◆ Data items

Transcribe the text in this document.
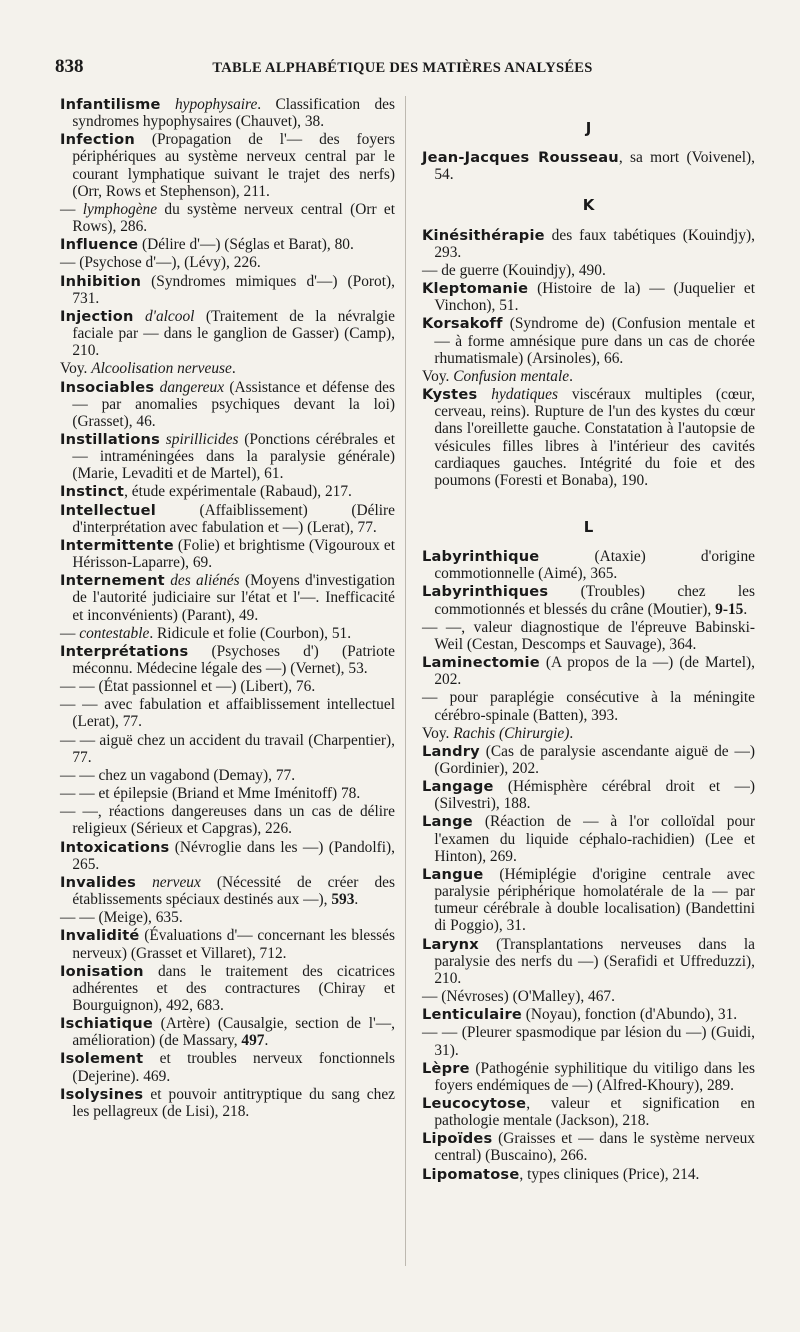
838	TABLE ALPHABÉTIQUE DES MATIÈRES ANALYSÉES

Infantilisme hypophysaire. Classification des syndromes hypophysaires (Chauvet), 38.

Infection (Propagation de l'— des foyers périphériques au système nerveux central par le courant lymphatique suivant le trajet des nerfs) (Orr, Rows et Stephenson), 211.

— lymphogène du système nerveux central (Orr et Rows), 286.

Influence (Délire d'—) (Séglas et Barat), 80.

— (Psychose d'—), (Lévy), 226.

Inhibition (Syndromes mimiques d'—) (Porot), 731.

Injection d'alcool (Traitement de la névralgie faciale par — dans le ganglion de Gasser) (Camp), 210.

Voy. Alcoolisation nerveuse.

Insociables dangereux (Assistance et défense des — par anomalies psychiques devant la loi) (Grasset), 46.

Instillations spirillicides (Ponctions cérébrales et — intraméningées dans la paralysie générale) (Marie, Levaditi et de Martel), 61.

Instinct, étude expérimentale (Rabaud), 217.

Intellectuel (Affaiblissement) (Délire d'interprétation avec fabulation et —) (Lerat), 77.

Intermittente (Folie) et brightisme (Vigouroux et Hérisson-Laparre), 69.

Internement des aliénés (Moyens d'investigation de l'autorité judiciaire sur l'état et l'—. Inefficacité et inconvénients) (Parant), 49.

— contestable. Ridicule et folie (Courbon), 51.

Interprétations (Psychoses d') (Patriote méconnu. Médecine légale des —) (Vernet), 53.

— — (État passionnel et —) (Libert), 76.

— — avec fabulation et affaiblissement intellectuel (Lerat), 77.

— — aiguë chez un accident du travail (Charpentier), 77.

— — chez un vagabond (Demay), 77.

— — et épilepsie (Briand et Mme Iménitoff) 78.

— —, réactions dangereuses dans un cas de délire religieux (Sérieux et Capgras), 226.

Intoxications (Névroglie dans les —) (Pandolfi), 265.

Invalides nerveux (Nécessité de créer des établissements spéciaux destinés aux —), 593.

— — (Meige), 635.

Invalidité (Évaluations d'— concernant les blessés nerveux) (Grasset et Villaret), 712.

Ionisation dans le traitement des cicatrices adhérentes et des contractures (Chiray et Bourguignon), 492, 683.

Ischiatique (Artère) (Causalgie, section de l'—, amélioration) (de Massary, 497.

Isolement et troubles nerveux fonctionnels (Dejerine). 469.

Isolysines et pouvoir antitryptique du sang chez les pellagreux (de Lisi), 218.

J

Jean-Jacques Rousseau, sa mort (Voivenel), 54.

K

Kinésithérapie des faux tabétiques (Kouindjy), 293.

— de guerre (Kouindjy), 490.

Kleptomanie (Histoire de la) — (Juquelier et Vinchon), 51.

Korsakoff (Syndrome de) (Confusion mentale et — à forme amnésique pure dans un cas de chorée rhumatismale) (Arsinoles), 66.

Voy. Confusion mentale.

Kystes hydatiques viscéraux multiples (cœur, cerveau, reins). Rupture de l'un des kystes du cœur dans l'oreillette gauche. Constatation à l'autopsie de vésicules filles libres à l'intérieur des cavités cardiaques gauches. Intégrité du foie et des poumons (Foresti et Bonaba), 190.

L

Labyrinthique (Ataxie) d'origine commotionnelle (Aimé), 365.

Labyrinthiques (Troubles) chez les commotionnés et blessés du crâne (Moutier), 9-15.

— —, valeur diagnostique de l'épreuve Babinski-Weil (Cestan, Descomps et Sauvage), 364.

Laminectomie (A propos de la —) (de Martel), 202.

— pour paraplégie consécutive à la méningite cérébro-spinale (Batten), 393.

Voy. Rachis (Chirurgie).

Landry (Cas de paralysie ascendante aiguë de —) (Gordinier), 202.

Langage (Hémisphère cérébral droit et —) (Silvestri), 188.

Lange (Réaction de — à l'or colloïdal pour l'examen du liquide céphalo-rachidien) (Lee et Hinton), 269.

Langue (Hémiplégie d'origine centrale avec paralysie périphérique homolatérale de la — par tumeur cérébrale à double localisation) (Bandettini di Poggio), 31.

Larynx (Transplantations nerveuses dans la paralysie des nerfs du —) (Serafidi et Uffreduzzi), 210.

— (Névroses) (O'Malley), 467.

Lenticulaire (Noyau), fonction (d'Abundo), 31.

— — (Pleurer spasmodique par lésion du —) (Guidi, 31).

Lèpre (Pathogénie syphilitique du vitiligo dans les foyers endémiques de —) (Alfred-Khoury), 289.

Leucocytose, valeur et signification en pathologie mentale (Jackson), 218.

Lipoïdes (Graisses et — dans le système nerveux central) (Buscaino), 266.

Lipomatose, types cliniques (Price), 214.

◆ WORK TO DO
Report the number of lines in the listing above that include the word "Kouindjy", and nothing else.

◆ WRITTEN RESPONSE
2